[Your task] Repeat the data word for word. Do not include the pictures.

[Data records]

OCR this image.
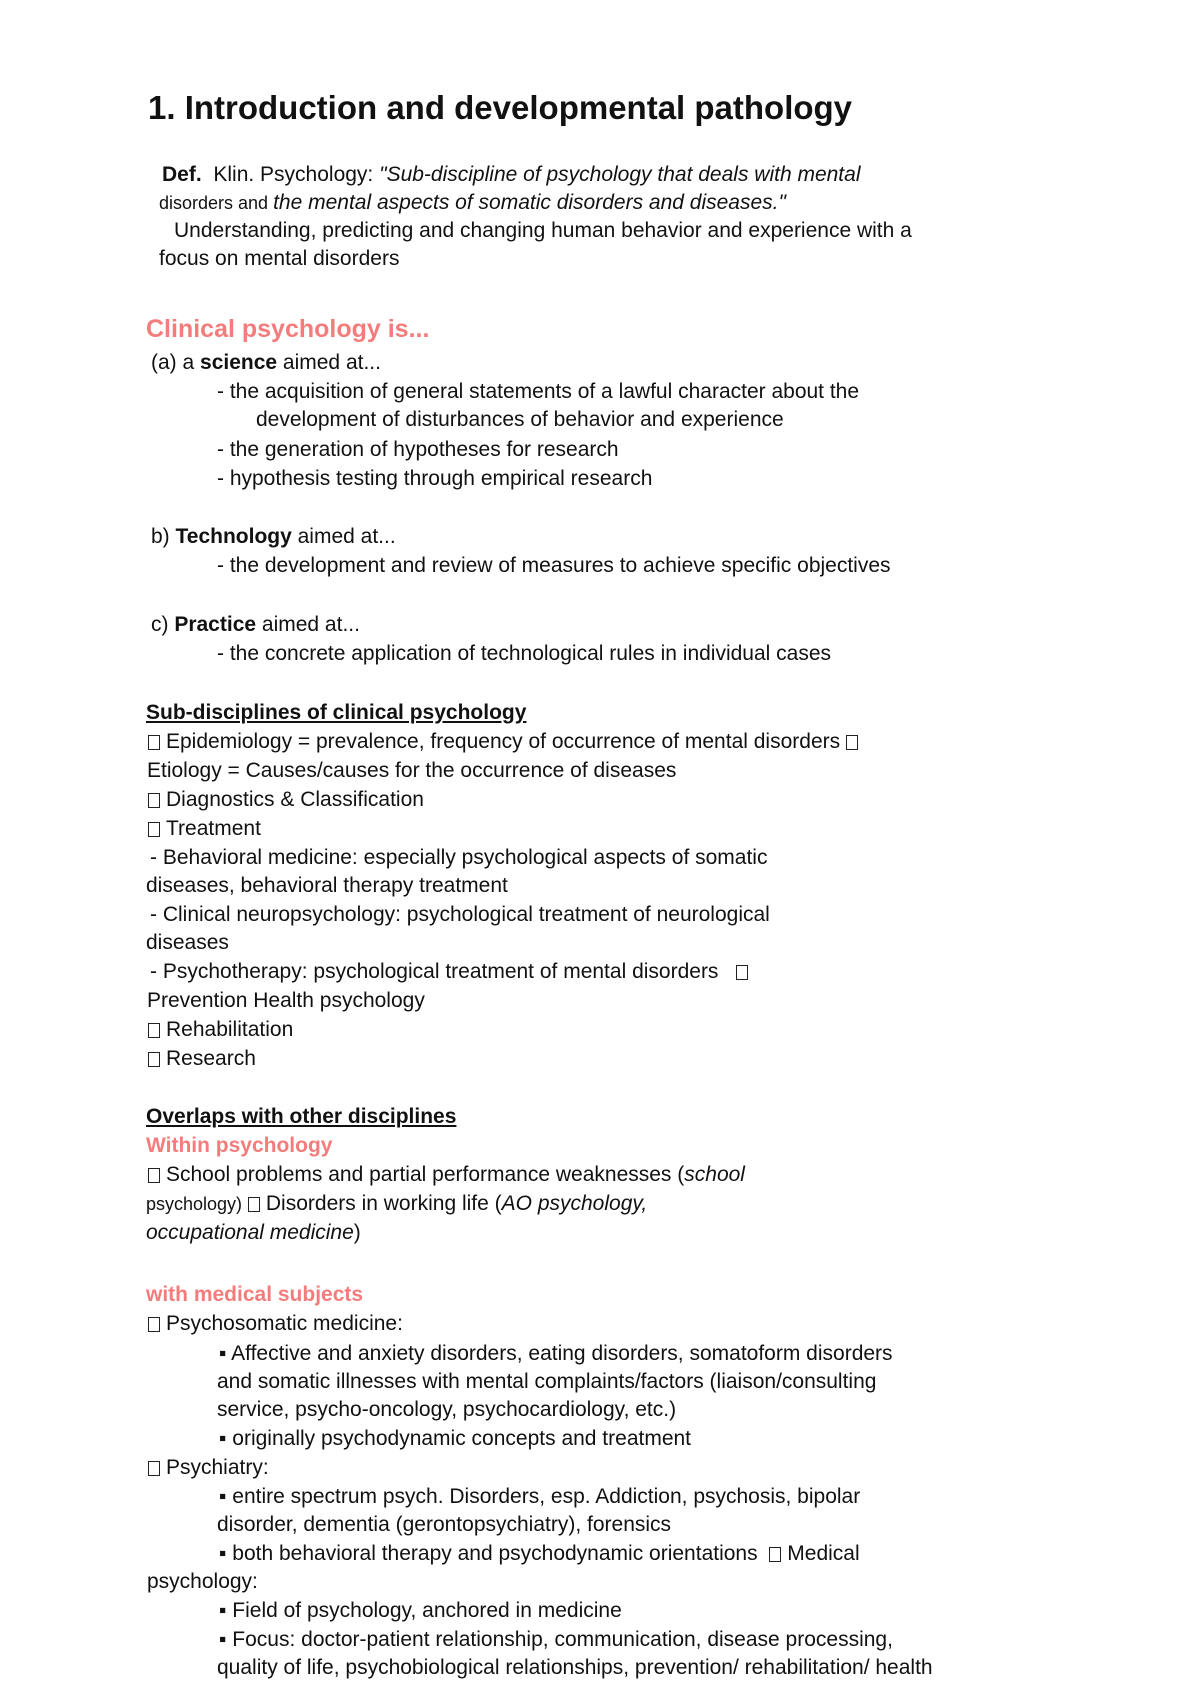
1. Introduction and developmental pathology
Def. Klin. Psychology: "Sub-discipline of psychology that deals with mental
disorders and the mental aspects of somatic disorders and diseases."
Understanding, predicting and changing human behavior and experience with a
focus on mental disorders
Clinical psychology is...
(a) a science aimed at...
- the acquisition of general statements of a lawful character about the
development of disturbances of behavior and experience
- the generation of hypotheses for research
- hypothesis testing through empirical research
b) Technology aimed at...
- the development and review of measures to achieve specific objectives
c) Practice aimed at...
- the concrete application of technological rules in individual cases
Sub-disciplines of clinical psychology
Epidemiology = prevalence, frequency of occurrence of mental disorders
Etiology = Causes/causes for the occurrence of diseases
Diagnostics & Classification
Treatment
- Behavioral medicine: especially psychological aspects of somatic
diseases, behavioral therapy treatment
- Clinical neuropsychology: psychological treatment of neurological
diseases
- Psychotherapy: psychological treatment of mental disorders
Prevention Health psychology
Rehabilitation
Research
Overlaps with other disciplines
Within psychology
School problems and partial performance weaknesses (school
psychology) Disorders in working life (AO psychology,
occupational medicine)
with medical subjects
Psychosomatic medicine:
▪ Affective and anxiety disorders, eating disorders, somatoform disorders
and somatic illnesses with mental complaints/factors (liaison/consulting
service, psycho-oncology, psychocardiology, etc.)
▪ originally psychodynamic concepts and treatment
Psychiatry:
▪ entire spectrum psych. Disorders, esp. Addiction, psychosis, bipolar
disorder, dementia (gerontopsychiatry), forensics
▪ both behavioral therapy and psychodynamic orientations Medical
psychology:
▪ Field of psychology, anchored in medicine
▪ Focus: doctor-patient relationship, communication, disease processing,
quality of life, psychobiological relationships, prevention/ rehabilitation/ health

[Task result]
OCR this image.
1. Introduction and developmental pathology
Def. Klin. Psychology: "Sub-discipline of psychology that deals with mental
disorders and the mental aspects of somatic disorders and diseases."
Understanding, predicting and changing human behavior and experience with a
focus on mental disorders
Clinical psychology is...
(a) a science aimed at...
- the acquisition of general statements of a lawful character about the
development of disturbances of behavior and experience
- the generation of hypotheses for research
- hypothesis testing through empirical research
b) Technology aimed at...
- the development and review of measures to achieve specific objectives
c) Practice aimed at...
- the concrete application of technological rules in individual cases
Sub-disciplines of clinical psychology
Epidemiology = prevalence, frequency of occurrence of mental disorders
Etiology = Causes/causes for the occurrence of diseases
Diagnostics & Classification
Treatment
- Behavioral medicine: especially psychological aspects of somatic
diseases, behavioral therapy treatment
- Clinical neuropsychology: psychological treatment of neurological
diseases
- Psychotherapy: psychological treatment of mental disorders
Prevention Health psychology
Rehabilitation
Research
Overlaps with other disciplines
Within psychology
School problems and partial performance weaknesses (school
psychology) Disorders in working life (AO psychology,
occupational medicine)
with medical subjects
Psychosomatic medicine:
▪ Affective and anxiety disorders, eating disorders, somatoform disorders
and somatic illnesses with mental complaints/factors (liaison/consulting
service, psycho-oncology, psychocardiology, etc.)
▪ originally psychodynamic concepts and treatment
Psychiatry:
▪ entire spectrum psych. Disorders, esp. Addiction, psychosis, bipolar
disorder, dementia (gerontopsychiatry), forensics
▪ both behavioral therapy and psychodynamic orientations Medical
psychology:
▪ Field of psychology, anchored in medicine
▪ Focus: doctor-patient relationship, communication, disease processing,
quality of life, psychobiological relationships, prevention/ rehabilitation/ health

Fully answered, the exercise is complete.